Stated problem:
Quote the records below in full, exactly as given, with the images taken out.

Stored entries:

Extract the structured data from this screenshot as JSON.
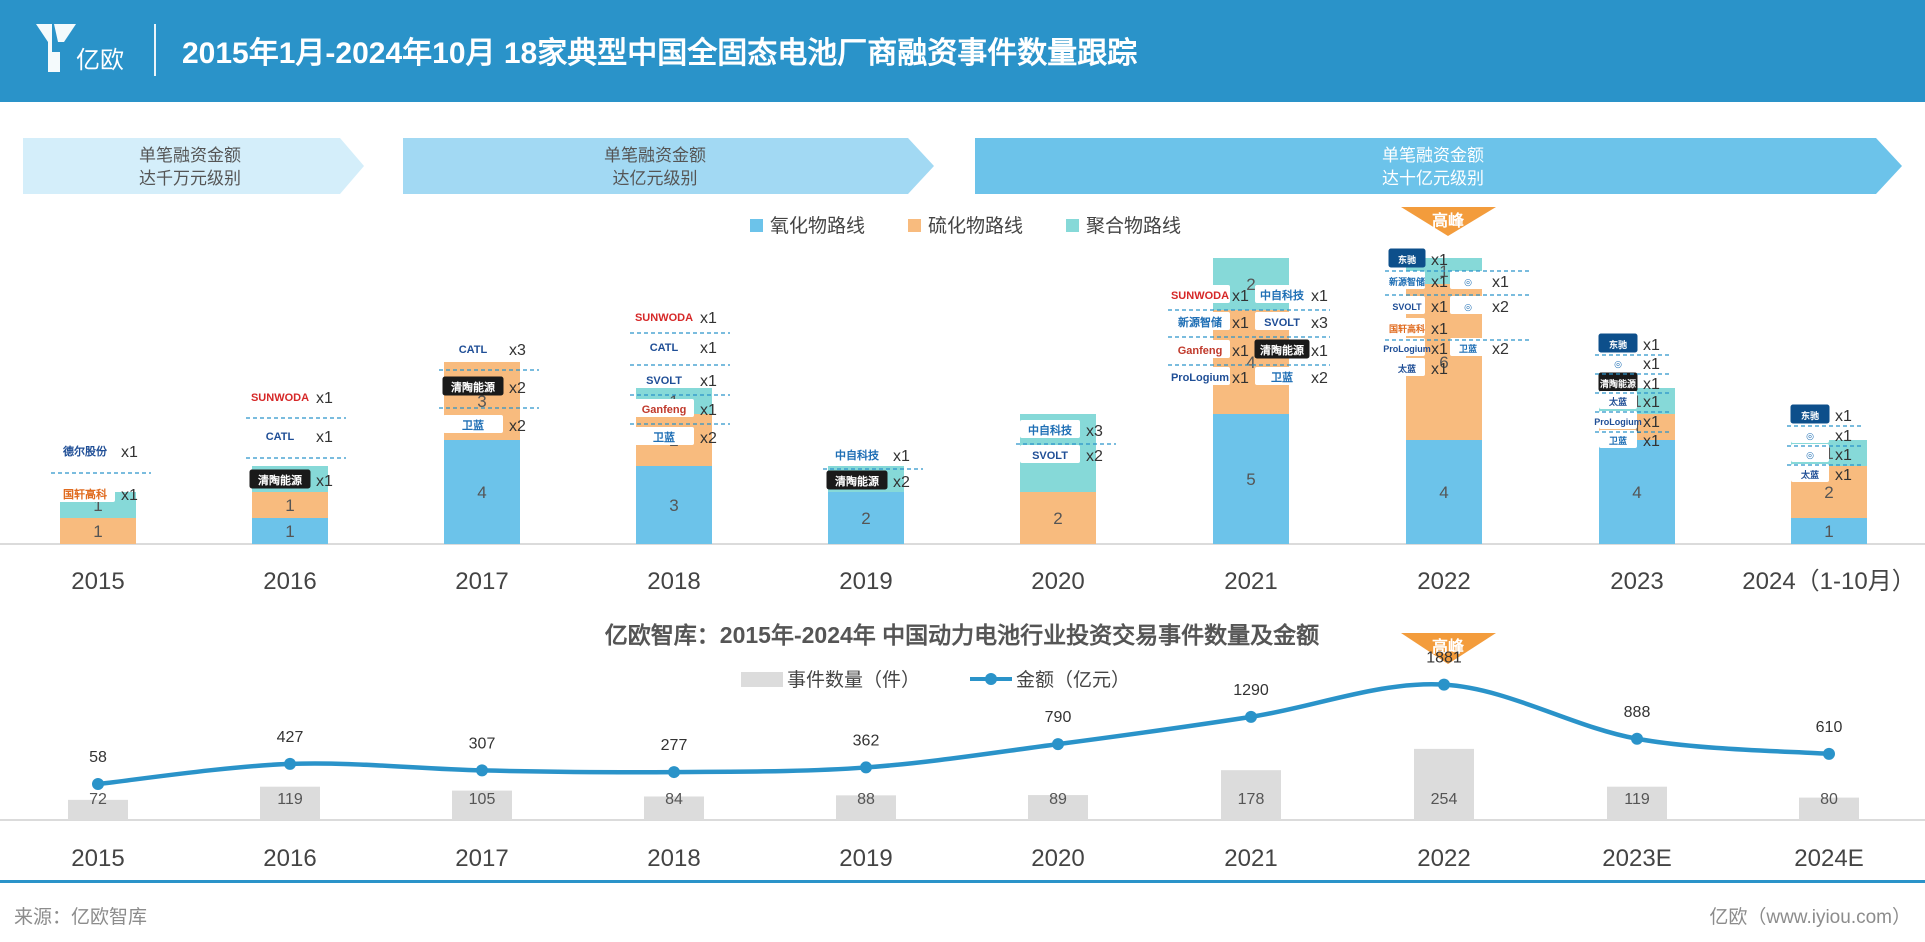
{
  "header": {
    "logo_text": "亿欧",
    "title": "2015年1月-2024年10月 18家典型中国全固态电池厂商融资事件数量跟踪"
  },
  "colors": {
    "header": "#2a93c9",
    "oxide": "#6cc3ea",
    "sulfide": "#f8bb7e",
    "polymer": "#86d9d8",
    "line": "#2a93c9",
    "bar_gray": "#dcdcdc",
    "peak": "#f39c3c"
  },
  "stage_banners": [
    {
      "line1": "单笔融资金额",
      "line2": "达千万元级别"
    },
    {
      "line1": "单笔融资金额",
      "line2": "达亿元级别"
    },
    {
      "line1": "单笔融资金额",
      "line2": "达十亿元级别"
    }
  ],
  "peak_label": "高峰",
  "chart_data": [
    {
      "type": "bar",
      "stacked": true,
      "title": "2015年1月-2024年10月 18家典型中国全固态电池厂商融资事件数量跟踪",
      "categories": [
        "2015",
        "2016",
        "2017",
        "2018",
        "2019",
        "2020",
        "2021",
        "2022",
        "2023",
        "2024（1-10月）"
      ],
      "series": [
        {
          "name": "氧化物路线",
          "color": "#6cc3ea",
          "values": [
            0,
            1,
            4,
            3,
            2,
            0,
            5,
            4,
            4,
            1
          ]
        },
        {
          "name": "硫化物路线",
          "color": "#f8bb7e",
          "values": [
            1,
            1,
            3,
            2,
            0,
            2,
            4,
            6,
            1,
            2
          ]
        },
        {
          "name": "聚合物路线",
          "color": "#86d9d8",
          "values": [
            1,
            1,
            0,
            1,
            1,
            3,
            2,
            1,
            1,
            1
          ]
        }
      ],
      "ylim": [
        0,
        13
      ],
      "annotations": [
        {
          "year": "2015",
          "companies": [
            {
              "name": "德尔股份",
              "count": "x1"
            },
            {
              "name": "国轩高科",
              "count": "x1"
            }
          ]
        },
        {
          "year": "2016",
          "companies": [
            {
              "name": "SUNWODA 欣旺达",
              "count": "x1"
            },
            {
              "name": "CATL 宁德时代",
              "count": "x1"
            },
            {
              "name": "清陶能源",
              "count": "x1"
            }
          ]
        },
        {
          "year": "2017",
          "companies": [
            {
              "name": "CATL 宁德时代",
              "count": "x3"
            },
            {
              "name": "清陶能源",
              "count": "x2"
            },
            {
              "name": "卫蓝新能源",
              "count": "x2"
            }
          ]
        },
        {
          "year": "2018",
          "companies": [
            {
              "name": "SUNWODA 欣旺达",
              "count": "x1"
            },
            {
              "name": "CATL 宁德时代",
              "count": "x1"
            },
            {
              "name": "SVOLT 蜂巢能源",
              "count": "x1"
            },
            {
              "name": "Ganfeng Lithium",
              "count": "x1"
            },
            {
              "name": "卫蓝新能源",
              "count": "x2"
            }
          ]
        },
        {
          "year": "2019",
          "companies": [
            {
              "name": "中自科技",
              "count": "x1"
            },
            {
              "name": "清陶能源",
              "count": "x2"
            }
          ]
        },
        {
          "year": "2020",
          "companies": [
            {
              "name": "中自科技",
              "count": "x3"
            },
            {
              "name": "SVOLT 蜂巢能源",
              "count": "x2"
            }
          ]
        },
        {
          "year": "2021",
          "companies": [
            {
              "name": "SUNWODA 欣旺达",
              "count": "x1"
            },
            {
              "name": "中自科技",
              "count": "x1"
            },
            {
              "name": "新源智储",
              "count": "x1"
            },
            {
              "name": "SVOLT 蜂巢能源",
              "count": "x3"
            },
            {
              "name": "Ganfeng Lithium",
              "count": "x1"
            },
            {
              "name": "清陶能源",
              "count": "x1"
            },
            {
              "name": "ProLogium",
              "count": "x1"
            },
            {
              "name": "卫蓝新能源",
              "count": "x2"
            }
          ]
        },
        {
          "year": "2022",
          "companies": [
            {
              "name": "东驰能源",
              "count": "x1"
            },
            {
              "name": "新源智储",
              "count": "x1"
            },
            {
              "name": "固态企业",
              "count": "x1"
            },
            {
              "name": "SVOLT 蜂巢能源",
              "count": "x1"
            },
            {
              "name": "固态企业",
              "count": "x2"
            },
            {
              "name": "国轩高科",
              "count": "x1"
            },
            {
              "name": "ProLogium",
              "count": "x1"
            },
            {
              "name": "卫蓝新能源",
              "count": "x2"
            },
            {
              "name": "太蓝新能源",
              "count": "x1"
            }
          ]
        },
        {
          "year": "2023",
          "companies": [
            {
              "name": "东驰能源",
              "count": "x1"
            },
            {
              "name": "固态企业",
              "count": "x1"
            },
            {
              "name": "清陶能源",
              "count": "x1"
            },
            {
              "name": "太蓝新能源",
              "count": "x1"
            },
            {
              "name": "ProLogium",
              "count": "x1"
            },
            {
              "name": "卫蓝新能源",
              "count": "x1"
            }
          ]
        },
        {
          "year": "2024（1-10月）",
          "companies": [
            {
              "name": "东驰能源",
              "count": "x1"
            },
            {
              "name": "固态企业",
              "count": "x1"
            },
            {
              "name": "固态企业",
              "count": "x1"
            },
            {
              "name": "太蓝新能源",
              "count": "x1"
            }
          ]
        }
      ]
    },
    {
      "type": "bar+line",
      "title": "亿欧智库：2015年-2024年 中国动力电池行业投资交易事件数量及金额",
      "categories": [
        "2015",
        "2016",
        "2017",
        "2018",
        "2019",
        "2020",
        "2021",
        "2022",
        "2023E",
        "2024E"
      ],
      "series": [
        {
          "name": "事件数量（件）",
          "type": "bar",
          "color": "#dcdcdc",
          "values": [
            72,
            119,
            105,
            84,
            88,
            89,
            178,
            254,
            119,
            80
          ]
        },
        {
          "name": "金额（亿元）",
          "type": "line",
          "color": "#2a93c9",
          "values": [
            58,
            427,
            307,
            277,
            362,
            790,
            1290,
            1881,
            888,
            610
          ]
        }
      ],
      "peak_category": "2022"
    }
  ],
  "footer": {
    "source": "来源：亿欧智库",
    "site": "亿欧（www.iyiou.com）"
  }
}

Reply to the exercise:
Extract the structured data from this screenshot as JSON.
{
  "header": {
    "logo_text": "亿欧",
    "title": "2015年1月-2024年10月 18家典型中国全固态电池厂商融资事件数量跟踪"
  },
  "colors": {
    "header": "#2a93c9",
    "oxide": "#6cc3ea",
    "sulfide": "#f8bb7e",
    "polymer": "#86d9d8",
    "line": "#2a93c9",
    "bar_gray": "#dcdcdc",
    "peak": "#f39c3c"
  },
  "stage_banners": [
    {
      "line1": "单笔融资金额",
      "line2": "达千万元级别"
    },
    {
      "line1": "单笔融资金额",
      "line2": "达亿元级别"
    },
    {
      "line1": "单笔融资金额",
      "line2": "达十亿元级别"
    }
  ],
  "peak_label": "高峰",
  "chart_data": [
    {
      "type": "bar",
      "stacked": true,
      "title": "2015年1月-2024年10月 18家典型中国全固态电池厂商融资事件数量跟踪",
      "categories": [
        "2015",
        "2016",
        "2017",
        "2018",
        "2019",
        "2020",
        "2021",
        "2022",
        "2023",
        "2024（1-10月）"
      ],
      "series": [
        {
          "name": "氧化物路线",
          "color": "#6cc3ea",
          "values": [
            0,
            1,
            4,
            3,
            2,
            0,
            5,
            4,
            4,
            1
          ]
        },
        {
          "name": "硫化物路线",
          "color": "#f8bb7e",
          "values": [
            1,
            1,
            3,
            2,
            0,
            2,
            4,
            6,
            1,
            2
          ]
        },
        {
          "name": "聚合物路线",
          "color": "#86d9d8",
          "values": [
            1,
            1,
            0,
            1,
            1,
            3,
            2,
            1,
            1,
            1
          ]
        }
      ],
      "ylim": [
        0,
        13
      ],
      "annotations": [
        {
          "year": "2015",
          "companies": [
            {
              "name": "德尔股份",
              "count": "x1"
            },
            {
              "name": "国轩高科",
              "count": "x1"
            }
          ]
        },
        {
          "year": "2016",
          "companies": [
            {
              "name": "SUNWODA 欣旺达",
              "count": "x1"
            },
            {
              "name": "CATL 宁德时代",
              "count": "x1"
            },
            {
              "name": "清陶能源",
              "count": "x1"
            }
          ]
        },
        {
          "year": "2017",
          "companies": [
            {
              "name": "CATL 宁德时代",
              "count": "x3"
            },
            {
              "name": "清陶能源",
              "count": "x2"
            },
            {
              "name": "卫蓝新能源",
              "count": "x2"
            }
          ]
        },
        {
          "year": "2018",
          "companies": [
            {
              "name": "SUNWODA 欣旺达",
              "count": "x1"
            },
            {
              "name": "CATL 宁德时代",
              "count": "x1"
            },
            {
              "name": "SVOLT 蜂巢能源",
              "count": "x1"
            },
            {
              "name": "Ganfeng Lithium",
              "count": "x1"
            },
            {
              "name": "卫蓝新能源",
              "count": "x2"
            }
          ]
        },
        {
          "year": "2019",
          "companies": [
            {
              "name": "中自科技",
              "count": "x1"
            },
            {
              "name": "清陶能源",
              "count": "x2"
            }
          ]
        },
        {
          "year": "2020",
          "companies": [
            {
              "name": "中自科技",
              "count": "x3"
            },
            {
              "name": "SVOLT 蜂巢能源",
              "count": "x2"
            }
          ]
        },
        {
          "year": "2021",
          "companies": [
            {
              "name": "SUNWODA 欣旺达",
              "count": "x1"
            },
            {
              "name": "中自科技",
              "count": "x1"
            },
            {
              "name": "新源智储",
              "count": "x1"
            },
            {
              "name": "SVOLT 蜂巢能源",
              "count": "x3"
            },
            {
              "name": "Ganfeng Lithium",
              "count": "x1"
            },
            {
              "name": "清陶能源",
              "count": "x1"
            },
            {
              "name": "ProLogium",
              "count": "x1"
            },
            {
              "name": "卫蓝新能源",
              "count": "x2"
            }
          ]
        },
        {
          "year": "2022",
          "companies": [
            {
              "name": "东驰能源",
              "count": "x1"
            },
            {
              "name": "新源智储",
              "count": "x1"
            },
            {
              "name": "固态企业",
              "count": "x1"
            },
            {
              "name": "SVOLT 蜂巢能源",
              "count": "x1"
            },
            {
              "name": "固态企业",
              "count": "x2"
            },
            {
              "name": "国轩高科",
              "count": "x1"
            },
            {
              "name": "ProLogium",
              "count": "x1"
            },
            {
              "name": "卫蓝新能源",
              "count": "x2"
            },
            {
              "name": "太蓝新能源",
              "count": "x1"
            }
          ]
        },
        {
          "year": "2023",
          "companies": [
            {
              "name": "东驰能源",
              "count": "x1"
            },
            {
              "name": "固态企业",
              "count": "x1"
            },
            {
              "name": "清陶能源",
              "count": "x1"
            },
            {
              "name": "太蓝新能源",
              "count": "x1"
            },
            {
              "name": "ProLogium",
              "count": "x1"
            },
            {
              "name": "卫蓝新能源",
              "count": "x1"
            }
          ]
        },
        {
          "year": "2024（1-10月）",
          "companies": [
            {
              "name": "东驰能源",
              "count": "x1"
            },
            {
              "name": "固态企业",
              "count": "x1"
            },
            {
              "name": "固态企业",
              "count": "x1"
            },
            {
              "name": "太蓝新能源",
              "count": "x1"
            }
          ]
        }
      ]
    },
    {
      "type": "bar+line",
      "title": "亿欧智库：2015年-2024年 中国动力电池行业投资交易事件数量及金额",
      "categories": [
        "2015",
        "2016",
        "2017",
        "2018",
        "2019",
        "2020",
        "2021",
        "2022",
        "2023E",
        "2024E"
      ],
      "series": [
        {
          "name": "事件数量（件）",
          "type": "bar",
          "color": "#dcdcdc",
          "values": [
            72,
            119,
            105,
            84,
            88,
            89,
            178,
            254,
            119,
            80
          ]
        },
        {
          "name": "金额（亿元）",
          "type": "line",
          "color": "#2a93c9",
          "values": [
            58,
            427,
            307,
            277,
            362,
            790,
            1290,
            1881,
            888,
            610
          ]
        }
      ],
      "peak_category": "2022"
    }
  ],
  "footer": {
    "source": "来源：亿欧智库",
    "site": "亿欧（www.iyiou.com）"
  }
}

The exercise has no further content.